Problem: Which lines hold the word "title"? Copy each one.

--- BEGIN Data shown ---

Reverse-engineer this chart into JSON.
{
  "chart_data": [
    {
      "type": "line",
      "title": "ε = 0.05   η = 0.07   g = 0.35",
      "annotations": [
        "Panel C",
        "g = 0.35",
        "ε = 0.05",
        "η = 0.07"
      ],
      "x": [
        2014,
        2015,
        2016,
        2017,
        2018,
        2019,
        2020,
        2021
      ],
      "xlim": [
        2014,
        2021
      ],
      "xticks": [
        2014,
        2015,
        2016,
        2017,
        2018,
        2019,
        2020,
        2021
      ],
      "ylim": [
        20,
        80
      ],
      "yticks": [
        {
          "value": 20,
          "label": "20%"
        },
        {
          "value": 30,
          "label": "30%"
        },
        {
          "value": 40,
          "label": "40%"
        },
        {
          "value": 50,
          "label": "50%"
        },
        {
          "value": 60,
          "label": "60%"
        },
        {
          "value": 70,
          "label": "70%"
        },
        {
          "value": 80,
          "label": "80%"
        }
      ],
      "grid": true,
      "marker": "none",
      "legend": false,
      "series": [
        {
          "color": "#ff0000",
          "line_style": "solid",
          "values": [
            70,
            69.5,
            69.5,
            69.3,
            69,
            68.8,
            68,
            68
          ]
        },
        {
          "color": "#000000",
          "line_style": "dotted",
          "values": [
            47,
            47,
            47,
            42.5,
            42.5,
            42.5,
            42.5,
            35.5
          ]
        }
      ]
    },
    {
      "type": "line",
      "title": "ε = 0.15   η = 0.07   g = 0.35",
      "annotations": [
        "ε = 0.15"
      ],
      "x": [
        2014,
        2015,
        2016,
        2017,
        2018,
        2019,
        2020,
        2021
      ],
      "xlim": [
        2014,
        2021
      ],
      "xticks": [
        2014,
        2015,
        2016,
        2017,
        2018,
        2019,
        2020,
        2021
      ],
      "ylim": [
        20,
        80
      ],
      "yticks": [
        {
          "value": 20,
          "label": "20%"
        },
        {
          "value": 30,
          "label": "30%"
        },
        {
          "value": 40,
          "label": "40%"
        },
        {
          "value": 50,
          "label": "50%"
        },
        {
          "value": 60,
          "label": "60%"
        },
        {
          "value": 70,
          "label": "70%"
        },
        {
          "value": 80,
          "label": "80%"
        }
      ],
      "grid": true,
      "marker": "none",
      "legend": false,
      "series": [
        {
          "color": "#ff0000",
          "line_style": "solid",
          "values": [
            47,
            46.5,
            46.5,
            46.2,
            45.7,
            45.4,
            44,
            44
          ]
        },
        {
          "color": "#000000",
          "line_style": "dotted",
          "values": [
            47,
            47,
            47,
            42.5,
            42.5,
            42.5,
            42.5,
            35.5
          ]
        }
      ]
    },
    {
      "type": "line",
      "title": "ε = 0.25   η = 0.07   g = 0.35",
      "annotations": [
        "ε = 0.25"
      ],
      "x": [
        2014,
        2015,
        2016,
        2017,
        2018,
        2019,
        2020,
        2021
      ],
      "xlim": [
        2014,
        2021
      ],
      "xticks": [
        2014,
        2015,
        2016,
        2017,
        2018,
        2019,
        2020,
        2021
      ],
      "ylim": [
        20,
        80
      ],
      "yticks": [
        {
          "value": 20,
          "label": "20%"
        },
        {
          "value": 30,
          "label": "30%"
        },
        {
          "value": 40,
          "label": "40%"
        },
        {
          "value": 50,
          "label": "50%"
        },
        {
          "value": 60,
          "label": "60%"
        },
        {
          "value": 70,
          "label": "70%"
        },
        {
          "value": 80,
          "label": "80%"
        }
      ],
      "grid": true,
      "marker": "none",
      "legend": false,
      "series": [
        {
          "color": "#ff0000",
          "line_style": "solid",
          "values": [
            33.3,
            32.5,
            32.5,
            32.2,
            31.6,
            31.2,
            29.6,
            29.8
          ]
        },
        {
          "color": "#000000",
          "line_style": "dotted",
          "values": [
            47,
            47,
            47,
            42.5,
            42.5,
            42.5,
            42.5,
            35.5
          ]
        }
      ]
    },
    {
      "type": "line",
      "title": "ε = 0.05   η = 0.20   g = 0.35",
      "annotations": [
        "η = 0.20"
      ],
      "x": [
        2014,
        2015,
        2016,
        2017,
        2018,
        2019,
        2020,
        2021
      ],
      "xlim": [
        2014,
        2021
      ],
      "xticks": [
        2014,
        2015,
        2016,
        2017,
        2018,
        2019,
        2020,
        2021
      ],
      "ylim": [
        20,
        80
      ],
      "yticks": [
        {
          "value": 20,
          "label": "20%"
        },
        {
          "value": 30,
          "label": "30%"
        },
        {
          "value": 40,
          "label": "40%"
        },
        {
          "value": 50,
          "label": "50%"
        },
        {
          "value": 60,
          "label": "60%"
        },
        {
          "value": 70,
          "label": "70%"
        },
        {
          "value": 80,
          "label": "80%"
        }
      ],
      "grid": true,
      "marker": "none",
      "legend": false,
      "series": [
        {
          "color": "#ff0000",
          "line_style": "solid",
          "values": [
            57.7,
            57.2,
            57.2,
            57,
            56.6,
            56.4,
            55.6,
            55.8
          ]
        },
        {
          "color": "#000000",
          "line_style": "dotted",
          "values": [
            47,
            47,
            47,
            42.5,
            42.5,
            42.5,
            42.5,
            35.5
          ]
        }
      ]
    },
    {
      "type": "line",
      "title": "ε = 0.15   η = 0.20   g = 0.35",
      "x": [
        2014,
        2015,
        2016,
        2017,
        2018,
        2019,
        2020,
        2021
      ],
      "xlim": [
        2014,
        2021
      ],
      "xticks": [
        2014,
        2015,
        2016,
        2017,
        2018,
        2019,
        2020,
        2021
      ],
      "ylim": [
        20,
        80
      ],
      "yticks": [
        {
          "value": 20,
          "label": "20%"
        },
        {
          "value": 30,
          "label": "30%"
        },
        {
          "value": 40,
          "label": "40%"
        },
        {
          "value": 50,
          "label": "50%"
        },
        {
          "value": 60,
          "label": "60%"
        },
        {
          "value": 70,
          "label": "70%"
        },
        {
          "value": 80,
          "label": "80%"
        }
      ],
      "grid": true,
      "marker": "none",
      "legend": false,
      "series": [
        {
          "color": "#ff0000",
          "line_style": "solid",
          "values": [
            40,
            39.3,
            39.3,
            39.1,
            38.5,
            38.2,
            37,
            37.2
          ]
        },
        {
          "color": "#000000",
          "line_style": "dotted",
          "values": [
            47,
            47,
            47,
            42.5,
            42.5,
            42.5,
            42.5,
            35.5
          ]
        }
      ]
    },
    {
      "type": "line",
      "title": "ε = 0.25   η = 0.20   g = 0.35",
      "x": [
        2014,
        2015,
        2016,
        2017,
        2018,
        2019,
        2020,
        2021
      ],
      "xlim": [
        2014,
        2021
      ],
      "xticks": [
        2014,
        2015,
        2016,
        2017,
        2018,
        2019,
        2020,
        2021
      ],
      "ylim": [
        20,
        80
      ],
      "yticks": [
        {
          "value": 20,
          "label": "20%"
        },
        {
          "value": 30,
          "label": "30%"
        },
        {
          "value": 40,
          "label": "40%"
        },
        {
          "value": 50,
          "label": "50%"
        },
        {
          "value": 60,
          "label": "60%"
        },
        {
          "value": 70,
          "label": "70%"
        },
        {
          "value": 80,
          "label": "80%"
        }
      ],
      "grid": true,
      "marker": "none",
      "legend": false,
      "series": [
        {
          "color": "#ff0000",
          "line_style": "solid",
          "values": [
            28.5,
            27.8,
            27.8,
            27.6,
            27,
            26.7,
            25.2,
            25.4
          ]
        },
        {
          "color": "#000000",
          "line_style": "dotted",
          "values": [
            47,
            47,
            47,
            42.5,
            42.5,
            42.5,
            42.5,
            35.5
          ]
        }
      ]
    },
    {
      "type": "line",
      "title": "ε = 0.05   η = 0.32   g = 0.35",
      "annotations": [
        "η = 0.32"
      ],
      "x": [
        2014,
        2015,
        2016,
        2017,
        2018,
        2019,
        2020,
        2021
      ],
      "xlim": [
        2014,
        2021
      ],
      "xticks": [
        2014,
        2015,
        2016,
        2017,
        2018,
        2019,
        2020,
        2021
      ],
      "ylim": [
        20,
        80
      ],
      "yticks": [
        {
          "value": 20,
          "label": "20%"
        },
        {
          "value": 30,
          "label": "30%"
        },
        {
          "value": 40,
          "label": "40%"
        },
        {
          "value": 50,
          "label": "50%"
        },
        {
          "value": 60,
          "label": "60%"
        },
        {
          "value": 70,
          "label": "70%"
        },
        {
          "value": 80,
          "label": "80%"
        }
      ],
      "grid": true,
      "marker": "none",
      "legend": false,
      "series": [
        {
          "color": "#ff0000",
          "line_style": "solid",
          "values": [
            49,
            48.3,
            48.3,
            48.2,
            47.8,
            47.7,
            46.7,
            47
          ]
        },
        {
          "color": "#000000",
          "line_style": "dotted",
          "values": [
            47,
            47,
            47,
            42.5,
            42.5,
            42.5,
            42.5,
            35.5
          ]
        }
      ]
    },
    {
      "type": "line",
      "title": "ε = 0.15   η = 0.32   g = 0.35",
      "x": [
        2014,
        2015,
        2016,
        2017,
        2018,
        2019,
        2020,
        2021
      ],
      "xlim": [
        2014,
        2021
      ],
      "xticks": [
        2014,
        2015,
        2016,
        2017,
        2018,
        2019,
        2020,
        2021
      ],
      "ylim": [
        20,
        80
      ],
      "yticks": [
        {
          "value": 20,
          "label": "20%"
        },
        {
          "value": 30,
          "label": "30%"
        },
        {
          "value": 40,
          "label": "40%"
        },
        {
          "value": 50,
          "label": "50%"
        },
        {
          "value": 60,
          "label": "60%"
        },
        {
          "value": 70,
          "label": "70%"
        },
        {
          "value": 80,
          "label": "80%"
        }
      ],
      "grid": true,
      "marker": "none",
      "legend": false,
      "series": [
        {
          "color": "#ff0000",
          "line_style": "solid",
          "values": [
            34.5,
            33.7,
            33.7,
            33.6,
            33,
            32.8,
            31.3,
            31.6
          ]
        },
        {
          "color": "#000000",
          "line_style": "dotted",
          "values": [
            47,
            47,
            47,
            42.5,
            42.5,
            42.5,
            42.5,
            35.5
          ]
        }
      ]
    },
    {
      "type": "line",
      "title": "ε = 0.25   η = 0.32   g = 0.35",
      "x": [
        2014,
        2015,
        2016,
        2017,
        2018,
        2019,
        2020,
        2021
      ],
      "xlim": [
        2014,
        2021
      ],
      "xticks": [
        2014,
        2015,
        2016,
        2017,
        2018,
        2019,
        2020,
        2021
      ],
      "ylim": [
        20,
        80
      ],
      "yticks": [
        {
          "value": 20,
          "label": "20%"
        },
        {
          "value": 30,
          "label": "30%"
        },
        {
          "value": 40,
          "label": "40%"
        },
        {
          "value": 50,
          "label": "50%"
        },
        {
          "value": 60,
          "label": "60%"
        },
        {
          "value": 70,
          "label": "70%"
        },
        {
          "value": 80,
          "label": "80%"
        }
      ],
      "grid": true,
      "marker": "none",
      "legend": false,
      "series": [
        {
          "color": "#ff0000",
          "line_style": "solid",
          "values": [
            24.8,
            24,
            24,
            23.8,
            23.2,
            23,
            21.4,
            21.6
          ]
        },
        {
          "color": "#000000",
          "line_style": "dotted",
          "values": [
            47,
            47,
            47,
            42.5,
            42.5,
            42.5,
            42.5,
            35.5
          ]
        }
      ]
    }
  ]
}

--- END Data shown ---

Full response:
      "title": "ε = 0.05   η = 0.07   g = 0.35",
      "title": "ε = 0.15   η = 0.07   g = 0.35",
      "title": "ε = 0.25   η = 0.07   g = 0.35",
      "title": "ε = 0.05   η = 0.20   g = 0.35",
      "title": "ε = 0.15   η = 0.20   g = 0.35",
      "title": "ε = 0.25   η = 0.20   g = 0.35",
      "title": "ε = 0.05   η = 0.32   g = 0.35",
      "title": "ε = 0.15   η = 0.32   g = 0.35",
      "title": "ε = 0.25   η = 0.32   g = 0.35",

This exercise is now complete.